WHAT THE TASK ASKS: All entries must be repeated exactly; do not include the pictures.

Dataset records
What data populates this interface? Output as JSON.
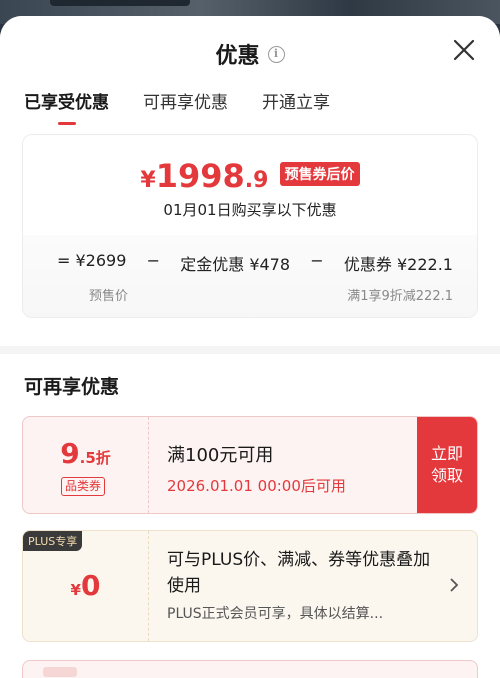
{
  "sheet": {
    "title": "优惠",
    "info_icon": "info-icon",
    "close_icon": "close-icon"
  },
  "tabs": [
    {
      "label": "已享受优惠",
      "active": true
    },
    {
      "label": "可再享优惠",
      "active": false
    },
    {
      "label": "开通立享",
      "active": false
    }
  ],
  "price_summary": {
    "currency": "¥",
    "price_int": "1998",
    "price_dec": ".9",
    "badge": "预售券后价",
    "date_note": "01月01日购买享以下优惠",
    "formula": [
      "=  ¥2699",
      "−",
      "定金优惠 ¥478",
      "−",
      "优惠券 ¥222.1"
    ],
    "base_label": "预售价",
    "coupon_rule": "满1享9折减222.1"
  },
  "more_offers": {
    "section_title": "可再享优惠",
    "coupon": {
      "discount_big": "9",
      "discount_small": ".5折",
      "category": "品类券",
      "condition": "满100元可用",
      "valid_from": "2026.01.01 00:00后可用",
      "claim_line1": "立即",
      "claim_line2": "领取"
    },
    "plus": {
      "tag": "PLUS专享",
      "currency": "¥",
      "price": "0",
      "description": "可与PLUS价、满减、券等优惠叠加使用",
      "note": "PLUS正式会员可享，具体以结算..."
    }
  },
  "colors": {
    "accent": "#e4393c",
    "plus_tag_bg": "#3a3a3a",
    "plus_tag_text": "#f3dcb1"
  }
}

ANSWER:
What data populates this interface? Output as JSON.
{
  "sheet": {
    "title": "优惠",
    "info_icon": "info-icon",
    "close_icon": "close-icon"
  },
  "tabs": [
    {
      "label": "已享受优惠",
      "active": true
    },
    {
      "label": "可再享优惠",
      "active": false
    },
    {
      "label": "开通立享",
      "active": false
    }
  ],
  "price_summary": {
    "currency": "¥",
    "price_int": "1998",
    "price_dec": ".9",
    "badge": "预售券后价",
    "date_note": "01月01日购买享以下优惠",
    "formula": [
      "=  ¥2699",
      "−",
      "定金优惠 ¥478",
      "−",
      "优惠券 ¥222.1"
    ],
    "base_label": "预售价",
    "coupon_rule": "满1享9折减222.1"
  },
  "more_offers": {
    "section_title": "可再享优惠",
    "coupon": {
      "discount_big": "9",
      "discount_small": ".5折",
      "category": "品类券",
      "condition": "满100元可用",
      "valid_from": "2026.01.01 00:00后可用",
      "claim_line1": "立即",
      "claim_line2": "领取"
    },
    "plus": {
      "tag": "PLUS专享",
      "currency": "¥",
      "price": "0",
      "description": "可与PLUS价、满减、券等优惠叠加使用",
      "note": "PLUS正式会员可享，具体以结算..."
    }
  },
  "colors": {
    "accent": "#e4393c",
    "plus_tag_bg": "#3a3a3a",
    "plus_tag_text": "#f3dcb1"
  }
}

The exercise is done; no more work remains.